= The request =
Only the lines holding the string "diagram" are needed. Copy each one.

[Collected data]
▼
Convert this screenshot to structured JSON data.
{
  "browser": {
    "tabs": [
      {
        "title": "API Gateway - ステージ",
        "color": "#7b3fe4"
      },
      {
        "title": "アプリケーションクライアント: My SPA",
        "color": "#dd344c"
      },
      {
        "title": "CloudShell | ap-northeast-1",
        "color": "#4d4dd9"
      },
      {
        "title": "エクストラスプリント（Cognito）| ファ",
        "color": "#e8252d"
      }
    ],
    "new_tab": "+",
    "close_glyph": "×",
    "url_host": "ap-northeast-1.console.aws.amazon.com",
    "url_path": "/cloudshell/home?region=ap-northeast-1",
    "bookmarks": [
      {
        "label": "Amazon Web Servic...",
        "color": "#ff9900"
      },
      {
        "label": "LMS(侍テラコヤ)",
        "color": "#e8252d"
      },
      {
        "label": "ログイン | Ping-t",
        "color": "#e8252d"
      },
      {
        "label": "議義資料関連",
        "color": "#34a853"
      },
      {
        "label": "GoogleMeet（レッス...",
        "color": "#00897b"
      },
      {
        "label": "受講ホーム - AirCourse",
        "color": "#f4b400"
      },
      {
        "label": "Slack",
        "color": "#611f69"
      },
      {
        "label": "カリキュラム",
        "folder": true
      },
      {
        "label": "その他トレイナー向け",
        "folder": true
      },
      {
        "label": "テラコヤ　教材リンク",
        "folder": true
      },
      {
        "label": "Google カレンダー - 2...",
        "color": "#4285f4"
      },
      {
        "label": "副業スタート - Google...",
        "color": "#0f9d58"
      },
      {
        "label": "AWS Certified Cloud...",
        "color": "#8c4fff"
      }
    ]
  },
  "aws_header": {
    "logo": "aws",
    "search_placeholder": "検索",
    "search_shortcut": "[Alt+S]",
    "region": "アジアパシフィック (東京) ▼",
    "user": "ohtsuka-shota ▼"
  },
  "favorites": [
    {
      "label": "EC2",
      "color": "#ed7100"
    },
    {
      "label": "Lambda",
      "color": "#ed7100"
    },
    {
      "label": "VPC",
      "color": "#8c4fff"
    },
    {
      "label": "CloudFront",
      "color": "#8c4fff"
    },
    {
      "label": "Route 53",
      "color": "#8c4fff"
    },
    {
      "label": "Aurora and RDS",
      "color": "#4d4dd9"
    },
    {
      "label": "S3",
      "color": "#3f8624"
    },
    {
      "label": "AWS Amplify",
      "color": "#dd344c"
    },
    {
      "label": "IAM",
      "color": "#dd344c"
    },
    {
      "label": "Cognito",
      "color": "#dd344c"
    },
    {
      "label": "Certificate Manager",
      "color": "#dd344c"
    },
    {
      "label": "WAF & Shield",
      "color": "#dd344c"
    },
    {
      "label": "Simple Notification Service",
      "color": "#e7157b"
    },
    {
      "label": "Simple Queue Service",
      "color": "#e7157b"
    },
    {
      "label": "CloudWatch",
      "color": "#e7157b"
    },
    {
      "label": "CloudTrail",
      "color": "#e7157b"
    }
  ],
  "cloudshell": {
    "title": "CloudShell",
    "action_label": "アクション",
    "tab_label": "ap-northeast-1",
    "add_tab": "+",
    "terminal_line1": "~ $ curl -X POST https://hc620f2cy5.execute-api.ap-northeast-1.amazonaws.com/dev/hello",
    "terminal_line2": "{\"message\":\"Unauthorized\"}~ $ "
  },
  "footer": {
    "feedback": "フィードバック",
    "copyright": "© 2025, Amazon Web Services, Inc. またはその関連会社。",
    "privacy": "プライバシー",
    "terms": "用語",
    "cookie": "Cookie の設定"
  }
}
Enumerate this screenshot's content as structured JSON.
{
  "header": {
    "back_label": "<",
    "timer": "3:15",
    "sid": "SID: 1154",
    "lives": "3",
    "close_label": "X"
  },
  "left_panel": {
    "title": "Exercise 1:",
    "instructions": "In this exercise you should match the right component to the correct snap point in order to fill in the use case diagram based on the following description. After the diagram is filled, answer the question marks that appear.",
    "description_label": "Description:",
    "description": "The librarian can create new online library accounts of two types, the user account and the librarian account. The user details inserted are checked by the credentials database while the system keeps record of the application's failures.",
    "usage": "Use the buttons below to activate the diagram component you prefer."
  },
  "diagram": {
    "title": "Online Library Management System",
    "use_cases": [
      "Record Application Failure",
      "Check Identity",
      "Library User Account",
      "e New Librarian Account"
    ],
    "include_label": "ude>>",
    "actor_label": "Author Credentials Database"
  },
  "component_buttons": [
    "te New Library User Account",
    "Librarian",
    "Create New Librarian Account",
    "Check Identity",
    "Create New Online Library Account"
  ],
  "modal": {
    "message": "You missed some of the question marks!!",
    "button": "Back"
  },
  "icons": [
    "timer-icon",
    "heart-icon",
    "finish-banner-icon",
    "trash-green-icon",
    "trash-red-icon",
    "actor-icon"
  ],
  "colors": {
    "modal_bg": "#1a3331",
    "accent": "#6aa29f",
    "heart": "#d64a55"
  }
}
▲
= Solution to the problem =
    "instructions": "In this exercise you should match the right component to the correct snap point in order to fill in the use case diagram based on the following description. After the diagram is filled, answer the question marks that appear.",
    "usage": "Use the buttons below to activate the diagram component you prefer."
  "diagram": {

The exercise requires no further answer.